EXERCISE REQUIREMENTS:
Find every line in the records below that holds the word "Ctrl", and copy each one.
**** DATA RECORDS
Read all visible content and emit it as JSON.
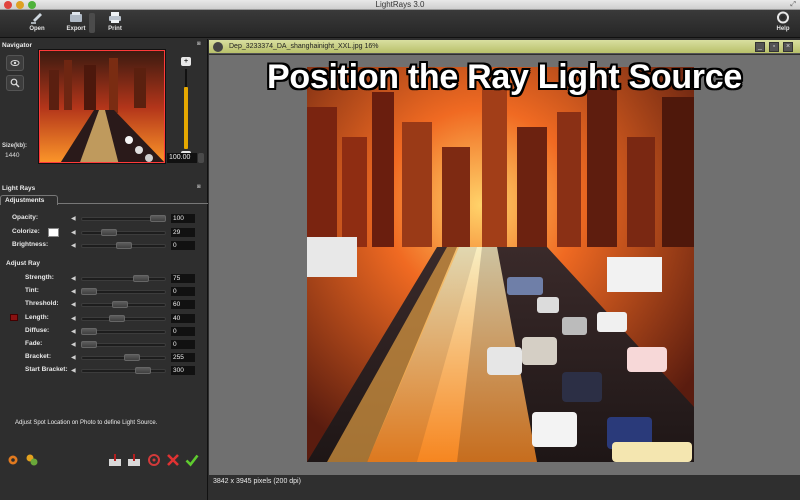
{
  "window": {
    "title": "LightRays 3.0"
  },
  "toolbar": {
    "open": "Open",
    "export": "Export",
    "print": "Print",
    "help": "Help"
  },
  "navigator": {
    "title": "Navigator",
    "size_label": "Size(kb):",
    "size_value": "1440",
    "zoom_value": "100.00",
    "zoom_fraction": 0.78
  },
  "lightrays": {
    "panel_title": "Light Rays",
    "tab": "Adjustments",
    "adjustments": [
      {
        "label": "Opacity:",
        "value": "100",
        "pos": 1.0
      },
      {
        "label": "Colorize:",
        "value": "29",
        "pos": 0.29,
        "swatch": "#ffffff"
      },
      {
        "label": "Brightness:",
        "value": "0",
        "pos": 0.5
      }
    ],
    "adjust_ray_title": "Adjust Ray",
    "ray": [
      {
        "label": "Strength:",
        "value": "75",
        "pos": 0.75
      },
      {
        "label": "Tint:",
        "value": "0",
        "pos": 0.0
      },
      {
        "label": "Threshold:",
        "value": "60",
        "pos": 0.45
      },
      {
        "label": "Length:",
        "value": "40",
        "pos": 0.4
      },
      {
        "label": "Diffuse:",
        "value": "0",
        "pos": 0.0
      },
      {
        "label": "Fade:",
        "value": "0",
        "pos": 0.0
      },
      {
        "label": "Bracket:",
        "value": "255",
        "pos": 0.62
      },
      {
        "label": "Start Bracket:",
        "value": "300",
        "pos": 0.78
      }
    ],
    "hint": "Adjust Spot Location on Photo to define Light Source."
  },
  "document": {
    "title": "Dep_3233374_DA_shanghainight_XXL.jpg 16%",
    "overlay_title": "Position the Ray Light Source",
    "status": "3842 x 3945 pixels (200 dpi)"
  },
  "colors": {
    "accent": "#e6a800",
    "docbar": "#c8cf85",
    "panel": "#2e2e2e"
  }
}
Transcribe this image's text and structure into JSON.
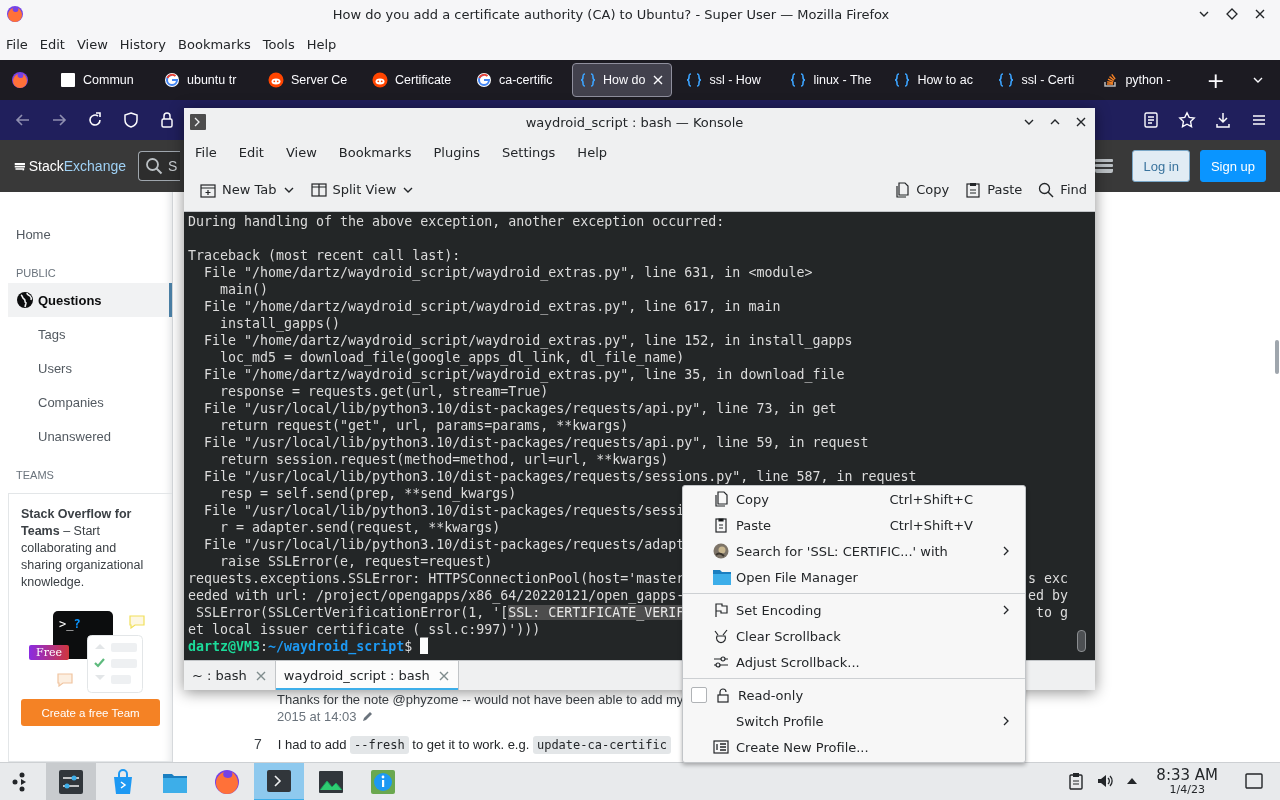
{
  "browser": {
    "title": "How do you add a certificate authority (CA) to Ubuntu? - Super User — Mozilla Firefox",
    "menu": [
      "File",
      "Edit",
      "View",
      "History",
      "Bookmarks",
      "Tools",
      "Help"
    ],
    "tabs": [
      {
        "label": "Commun",
        "selected": false
      },
      {
        "label": "ubuntu tr",
        "selected": false
      },
      {
        "label": "Server Ce",
        "selected": false
      },
      {
        "label": "Certificate",
        "selected": false
      },
      {
        "label": "ca-certific",
        "selected": false
      },
      {
        "label": "How do",
        "selected": true
      },
      {
        "label": "ssl - How",
        "selected": false
      },
      {
        "label": "linux - The",
        "selected": false
      },
      {
        "label": "How to ac",
        "selected": false
      },
      {
        "label": "ssl - Certi",
        "selected": false
      },
      {
        "label": "python - ",
        "selected": false
      }
    ],
    "new_tab": "+"
  },
  "site_header": {
    "logo_first": "Stack",
    "logo_second": "Exchange",
    "search": {
      "placeholder": "S"
    },
    "login": "Log in",
    "signup": "Sign up"
  },
  "sidebar": {
    "home": {
      "label": "Home",
      "selected": false
    },
    "public": {
      "heading": "PUBLIC",
      "items": [
        {
          "label": "Questions",
          "selected": true
        },
        {
          "label": "Tags",
          "selected": false
        },
        {
          "label": "Users",
          "selected": false
        },
        {
          "label": "Companies",
          "selected": false
        },
        {
          "label": "Unanswered",
          "selected": false
        }
      ]
    },
    "teams": {
      "heading": "TEAMS",
      "text": "**Stack Overflow for Teams** – Start collaborating and sharing organizational knowledge.",
      "prompt": ">_",
      "mark": "?",
      "badge": "Free",
      "button": "Create a free Team"
    }
  },
  "post": {
    "comment": "Thanks for the note @phyzome -- would not have been able to add my",
    "comment_date": "2015 at 14:03",
    "answer_votes": "7",
    "answer": [
      {
        "kind": "text",
        "text": "I had to add "
      },
      {
        "kind": "code",
        "text": "--fresh"
      },
      {
        "kind": "text",
        "text": " to get it to work. e.g. "
      },
      {
        "kind": "code",
        "text": "update-ca-certific"
      }
    ]
  },
  "konsole": {
    "title": "waydroid_script : bash — Konsole",
    "menu": [
      "File",
      "Edit",
      "View",
      "Bookmarks",
      "Plugins",
      "Settings",
      "Help"
    ],
    "toolbar_left": [
      {
        "label": "New Tab",
        "dropdown": true
      },
      {
        "label": "Split View",
        "dropdown": true
      }
    ],
    "toolbar_right": [
      {
        "label": "Copy"
      },
      {
        "label": "Paste"
      },
      {
        "label": "Find"
      }
    ],
    "terminal": {
      "blocks": [
        [
          {
            "text": "During handling of the above exception, another exception occurred:"
          }
        ],
        [
          {
            "text": "Traceback (most recent call last):"
          },
          {
            "text": "  File \"/home/dartz/waydroid_script/waydroid_extras.py\", line 631, in <module>"
          },
          {
            "text": "    main()"
          },
          {
            "text": "  File \"/home/dartz/waydroid_script/waydroid_extras.py\", line 617, in main"
          },
          {
            "text": "    install_gapps()"
          },
          {
            "text": "  File \"/home/dartz/waydroid_script/waydroid_extras.py\", line 152, in install_gapps"
          },
          {
            "text": "    loc_md5 = download_file(google_apps_dl_link, dl_file_name)"
          },
          {
            "text": "  File \"/home/dartz/waydroid_script/waydroid_extras.py\", line 35, in download_file"
          },
          {
            "text": "    response = requests.get(url, stream=True)"
          },
          {
            "text": "  File \"/usr/local/lib/python3.10/dist-packages/requests/api.py\", line 73, in get"
          },
          {
            "text": "    return request(\"get\", url, params=params, **kwargs)"
          },
          {
            "text": "  File \"/usr/local/lib/python3.10/dist-packages/requests/api.py\", line 59, in request"
          },
          {
            "text": "    return session.request(method=method, url=url, **kwargs)"
          },
          {
            "text": "  File \"/usr/local/lib/python3.10/dist-packages/requests/sessions.py\", line 587, in request"
          },
          {
            "text": "    resp = self.send(prep, **send_kwargs)"
          },
          {
            "text": "  File \"/usr/local/lib/python3.10/dist-packages/requests/sessi"
          },
          {
            "text": "    r = adapter.send(request, **kwargs)"
          },
          {
            "text": "  File \"/usr/local/lib/python3.10/dist-packages/requests/adapt"
          },
          {
            "text": "    raise SSLError(e, request=request)"
          },
          {
            "text": "requests.exceptions.SSLError: HTTPSConnectionPool(host='master",
            "tail": "s exc"
          },
          {
            "text": "eeded with url: /project/opengapps/x86_64/20220121/open_gapps-",
            "tail": "ed by"
          },
          {
            "text": " SSLError(SSLCertVerificationError(1, '[",
            "selection": "SSL: CERTIFICATE_VERIF",
            "tail": "to g"
          },
          {
            "text": "et local issuer certificate (_ssl.c:997)')))"
          }
        ]
      ],
      "prompt": {
        "user": "dartz@VM3",
        "separator": ":",
        "path": "~/waydroid_script",
        "symbol": "$"
      },
      "cursor": true
    },
    "tabs": [
      {
        "label": "~ : bash",
        "selected": false
      },
      {
        "label": "waydroid_script : bash",
        "selected": true
      }
    ]
  },
  "context_menu": {
    "items": [
      {
        "kind": "item",
        "label": "Copy",
        "shortcut": "Ctrl+Shift+C",
        "submenu": false
      },
      {
        "kind": "item",
        "label": "Paste",
        "shortcut": "Ctrl+Shift+V",
        "submenu": false
      },
      {
        "kind": "item",
        "label": "Search for 'SSL: CERTIFIC...' with",
        "submenu": true
      },
      {
        "kind": "item",
        "label": "Open File Manager",
        "submenu": false
      },
      {
        "kind": "separator"
      },
      {
        "kind": "item",
        "label": "Set Encoding",
        "submenu": true
      },
      {
        "kind": "item",
        "label": "Clear Scrollback",
        "submenu": false
      },
      {
        "kind": "item",
        "label": "Adjust Scrollback...",
        "submenu": false
      },
      {
        "kind": "separator"
      },
      {
        "kind": "checkbox",
        "label": "Read-only",
        "checked": false,
        "submenu": false
      },
      {
        "kind": "item",
        "label": "Switch Profile",
        "submenu": true
      },
      {
        "kind": "item",
        "label": "Create New Profile...",
        "submenu": false
      }
    ]
  },
  "taskbar": {
    "apps": [
      {
        "selected": false,
        "hovered": true
      },
      {
        "selected": false,
        "hovered": false
      },
      {
        "selected": false,
        "hovered": false
      },
      {
        "selected": false,
        "hovered": false
      },
      {
        "selected": true,
        "hovered": false
      },
      {
        "selected": false,
        "hovered": false
      },
      {
        "selected": false,
        "hovered": false
      }
    ],
    "time": "8:33 AM",
    "date": "1/4/23"
  }
}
********
FINISHED EXERCISE:
        "shortcut": "Ctrl+Shift+C",
        "shortcut": "Ctrl+Shift+V",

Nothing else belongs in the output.